*Your task*:
Output every line of the material exactly, omitting images.

··· Recorded information

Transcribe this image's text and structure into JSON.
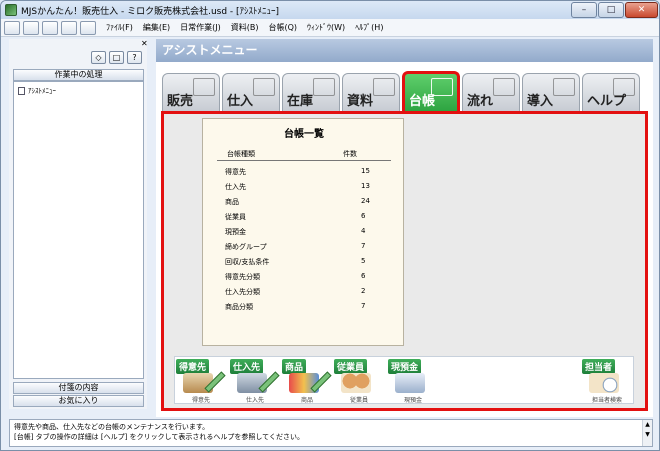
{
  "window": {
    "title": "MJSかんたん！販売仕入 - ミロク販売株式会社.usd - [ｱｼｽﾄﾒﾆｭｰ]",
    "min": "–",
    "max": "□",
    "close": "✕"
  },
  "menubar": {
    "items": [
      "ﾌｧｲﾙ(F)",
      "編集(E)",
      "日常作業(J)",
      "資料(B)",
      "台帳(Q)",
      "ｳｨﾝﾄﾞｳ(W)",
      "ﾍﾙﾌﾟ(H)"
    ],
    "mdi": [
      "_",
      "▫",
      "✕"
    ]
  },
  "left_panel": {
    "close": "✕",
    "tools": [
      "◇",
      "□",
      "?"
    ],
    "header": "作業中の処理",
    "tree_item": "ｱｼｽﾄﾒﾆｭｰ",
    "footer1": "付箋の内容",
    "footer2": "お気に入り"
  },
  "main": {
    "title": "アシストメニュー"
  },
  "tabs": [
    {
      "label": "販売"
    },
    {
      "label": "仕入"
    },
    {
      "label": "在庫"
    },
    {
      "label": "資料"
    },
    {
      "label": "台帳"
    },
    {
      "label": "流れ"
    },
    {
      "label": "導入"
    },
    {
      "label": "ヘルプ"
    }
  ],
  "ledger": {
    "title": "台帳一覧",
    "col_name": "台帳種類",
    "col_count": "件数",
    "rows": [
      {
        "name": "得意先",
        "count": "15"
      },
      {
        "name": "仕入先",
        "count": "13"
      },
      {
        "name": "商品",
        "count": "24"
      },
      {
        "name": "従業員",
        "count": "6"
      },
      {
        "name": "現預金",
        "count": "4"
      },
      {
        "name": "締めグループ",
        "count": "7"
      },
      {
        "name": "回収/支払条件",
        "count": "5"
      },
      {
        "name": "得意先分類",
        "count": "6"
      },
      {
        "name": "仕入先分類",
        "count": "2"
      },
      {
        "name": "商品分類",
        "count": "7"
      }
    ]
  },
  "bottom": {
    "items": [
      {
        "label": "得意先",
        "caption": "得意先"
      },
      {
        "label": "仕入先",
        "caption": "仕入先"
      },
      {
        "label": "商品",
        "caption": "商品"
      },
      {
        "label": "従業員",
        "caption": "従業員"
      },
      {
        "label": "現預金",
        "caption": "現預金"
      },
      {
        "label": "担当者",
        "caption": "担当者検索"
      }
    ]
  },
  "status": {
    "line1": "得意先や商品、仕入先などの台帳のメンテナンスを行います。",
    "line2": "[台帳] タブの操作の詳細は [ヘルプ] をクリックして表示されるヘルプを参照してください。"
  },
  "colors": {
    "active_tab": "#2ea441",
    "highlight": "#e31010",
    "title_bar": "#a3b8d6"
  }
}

······

*The response*:
Transcribe this image's text and structure into JSON.
{
  "window": {
    "title": "MJSかんたん！販売仕入 - ミロク販売株式会社.usd - [ｱｼｽﾄﾒﾆｭｰ]",
    "min": "–",
    "max": "□",
    "close": "✕"
  },
  "menubar": {
    "items": [
      "ﾌｧｲﾙ(F)",
      "編集(E)",
      "日常作業(J)",
      "資料(B)",
      "台帳(Q)",
      "ｳｨﾝﾄﾞｳ(W)",
      "ﾍﾙﾌﾟ(H)"
    ],
    "mdi": [
      "_",
      "▫",
      "✕"
    ]
  },
  "left_panel": {
    "close": "✕",
    "tools": [
      "◇",
      "□",
      "?"
    ],
    "header": "作業中の処理",
    "tree_item": "ｱｼｽﾄﾒﾆｭｰ",
    "footer1": "付箋の内容",
    "footer2": "お気に入り"
  },
  "main": {
    "title": "アシストメニュー"
  },
  "tabs": [
    {
      "label": "販売"
    },
    {
      "label": "仕入"
    },
    {
      "label": "在庫"
    },
    {
      "label": "資料"
    },
    {
      "label": "台帳"
    },
    {
      "label": "流れ"
    },
    {
      "label": "導入"
    },
    {
      "label": "ヘルプ"
    }
  ],
  "ledger": {
    "title": "台帳一覧",
    "col_name": "台帳種類",
    "col_count": "件数",
    "rows": [
      {
        "name": "得意先",
        "count": "15"
      },
      {
        "name": "仕入先",
        "count": "13"
      },
      {
        "name": "商品",
        "count": "24"
      },
      {
        "name": "従業員",
        "count": "6"
      },
      {
        "name": "現預金",
        "count": "4"
      },
      {
        "name": "締めグループ",
        "count": "7"
      },
      {
        "name": "回収/支払条件",
        "count": "5"
      },
      {
        "name": "得意先分類",
        "count": "6"
      },
      {
        "name": "仕入先分類",
        "count": "2"
      },
      {
        "name": "商品分類",
        "count": "7"
      }
    ]
  },
  "bottom": {
    "items": [
      {
        "label": "得意先",
        "caption": "得意先"
      },
      {
        "label": "仕入先",
        "caption": "仕入先"
      },
      {
        "label": "商品",
        "caption": "商品"
      },
      {
        "label": "従業員",
        "caption": "従業員"
      },
      {
        "label": "現預金",
        "caption": "現預金"
      },
      {
        "label": "担当者",
        "caption": "担当者検索"
      }
    ]
  },
  "status": {
    "line1": "得意先や商品、仕入先などの台帳のメンテナンスを行います。",
    "line2": "[台帳] タブの操作の詳細は [ヘルプ] をクリックして表示されるヘルプを参照してください。"
  },
  "colors": {
    "active_tab": "#2ea441",
    "highlight": "#e31010",
    "title_bar": "#a3b8d6"
  }
}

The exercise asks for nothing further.